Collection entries

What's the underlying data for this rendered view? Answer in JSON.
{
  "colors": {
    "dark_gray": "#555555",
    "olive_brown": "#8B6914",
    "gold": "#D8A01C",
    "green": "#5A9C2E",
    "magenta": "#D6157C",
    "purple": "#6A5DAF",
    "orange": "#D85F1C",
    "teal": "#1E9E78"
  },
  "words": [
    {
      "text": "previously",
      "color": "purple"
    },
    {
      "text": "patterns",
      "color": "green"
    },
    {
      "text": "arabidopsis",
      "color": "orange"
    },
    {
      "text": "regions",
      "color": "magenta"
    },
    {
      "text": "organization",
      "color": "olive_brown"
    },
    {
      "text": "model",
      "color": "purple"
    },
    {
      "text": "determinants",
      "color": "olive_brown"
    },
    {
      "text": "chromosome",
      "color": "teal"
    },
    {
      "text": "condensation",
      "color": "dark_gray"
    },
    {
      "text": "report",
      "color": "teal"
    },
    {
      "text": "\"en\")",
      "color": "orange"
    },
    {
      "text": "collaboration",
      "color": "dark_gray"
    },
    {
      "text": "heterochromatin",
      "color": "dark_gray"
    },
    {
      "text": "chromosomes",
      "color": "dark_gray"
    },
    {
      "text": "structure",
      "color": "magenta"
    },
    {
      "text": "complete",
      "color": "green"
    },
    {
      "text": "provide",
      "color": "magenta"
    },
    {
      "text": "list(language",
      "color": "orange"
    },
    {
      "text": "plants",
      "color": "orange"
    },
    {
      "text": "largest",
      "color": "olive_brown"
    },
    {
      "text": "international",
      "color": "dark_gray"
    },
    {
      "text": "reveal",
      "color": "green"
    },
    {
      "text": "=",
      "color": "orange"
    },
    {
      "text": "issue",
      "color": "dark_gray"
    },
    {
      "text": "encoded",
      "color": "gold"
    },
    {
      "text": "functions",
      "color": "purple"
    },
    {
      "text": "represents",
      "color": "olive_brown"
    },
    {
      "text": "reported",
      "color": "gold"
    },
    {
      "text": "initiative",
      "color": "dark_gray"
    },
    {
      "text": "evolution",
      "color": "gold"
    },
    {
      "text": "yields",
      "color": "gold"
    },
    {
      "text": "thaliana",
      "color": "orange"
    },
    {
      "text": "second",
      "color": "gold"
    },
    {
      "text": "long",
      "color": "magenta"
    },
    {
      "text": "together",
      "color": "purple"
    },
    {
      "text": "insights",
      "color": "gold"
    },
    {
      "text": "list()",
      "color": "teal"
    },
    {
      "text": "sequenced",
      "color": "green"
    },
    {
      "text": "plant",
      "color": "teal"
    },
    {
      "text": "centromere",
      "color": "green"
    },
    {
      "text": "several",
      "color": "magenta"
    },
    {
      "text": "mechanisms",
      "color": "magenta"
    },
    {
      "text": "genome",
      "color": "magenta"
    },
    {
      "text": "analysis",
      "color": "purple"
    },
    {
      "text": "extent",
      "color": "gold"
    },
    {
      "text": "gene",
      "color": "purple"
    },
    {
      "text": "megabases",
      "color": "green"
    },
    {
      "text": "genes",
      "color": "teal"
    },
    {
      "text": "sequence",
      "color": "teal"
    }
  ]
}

Problem details: Reproduce every entry shown above, precisely as it stands.

Expected output:
What's the underlying data for this rendered view? Answer in JSON.
{
  "colors": {
    "dark_gray": "#555555",
    "olive_brown": "#8B6914",
    "gold": "#D8A01C",
    "green": "#5A9C2E",
    "magenta": "#D6157C",
    "purple": "#6A5DAF",
    "orange": "#D85F1C",
    "teal": "#1E9E78"
  },
  "words": [
    {
      "text": "previously",
      "color": "purple"
    },
    {
      "text": "patterns",
      "color": "green"
    },
    {
      "text": "arabidopsis",
      "color": "orange"
    },
    {
      "text": "regions",
      "color": "magenta"
    },
    {
      "text": "organization",
      "color": "olive_brown"
    },
    {
      "text": "model",
      "color": "purple"
    },
    {
      "text": "determinants",
      "color": "olive_brown"
    },
    {
      "text": "chromosome",
      "color": "teal"
    },
    {
      "text": "condensation",
      "color": "dark_gray"
    },
    {
      "text": "report",
      "color": "teal"
    },
    {
      "text": "\"en\")",
      "color": "orange"
    },
    {
      "text": "collaboration",
      "color": "dark_gray"
    },
    {
      "text": "heterochromatin",
      "color": "dark_gray"
    },
    {
      "text": "chromosomes",
      "color": "dark_gray"
    },
    {
      "text": "structure",
      "color": "magenta"
    },
    {
      "text": "complete",
      "color": "green"
    },
    {
      "text": "provide",
      "color": "magenta"
    },
    {
      "text": "list(language",
      "color": "orange"
    },
    {
      "text": "plants",
      "color": "orange"
    },
    {
      "text": "largest",
      "color": "olive_brown"
    },
    {
      "text": "international",
      "color": "dark_gray"
    },
    {
      "text": "reveal",
      "color": "green"
    },
    {
      "text": "=",
      "color": "orange"
    },
    {
      "text": "issue",
      "color": "dark_gray"
    },
    {
      "text": "encoded",
      "color": "gold"
    },
    {
      "text": "functions",
      "color": "purple"
    },
    {
      "text": "represents",
      "color": "olive_brown"
    },
    {
      "text": "reported",
      "color": "gold"
    },
    {
      "text": "initiative",
      "color": "dark_gray"
    },
    {
      "text": "evolution",
      "color": "gold"
    },
    {
      "text": "yields",
      "color": "gold"
    },
    {
      "text": "thaliana",
      "color": "orange"
    },
    {
      "text": "second",
      "color": "gold"
    },
    {
      "text": "long",
      "color": "magenta"
    },
    {
      "text": "together",
      "color": "purple"
    },
    {
      "text": "insights",
      "color": "gold"
    },
    {
      "text": "list()",
      "color": "teal"
    },
    {
      "text": "sequenced",
      "color": "green"
    },
    {
      "text": "plant",
      "color": "teal"
    },
    {
      "text": "centromere",
      "color": "green"
    },
    {
      "text": "several",
      "color": "magenta"
    },
    {
      "text": "mechanisms",
      "color": "magenta"
    },
    {
      "text": "genome",
      "color": "magenta"
    },
    {
      "text": "analysis",
      "color": "purple"
    },
    {
      "text": "extent",
      "color": "gold"
    },
    {
      "text": "gene",
      "color": "purple"
    },
    {
      "text": "megabases",
      "color": "green"
    },
    {
      "text": "genes",
      "color": "teal"
    },
    {
      "text": "sequence",
      "color": "teal"
    }
  ]
}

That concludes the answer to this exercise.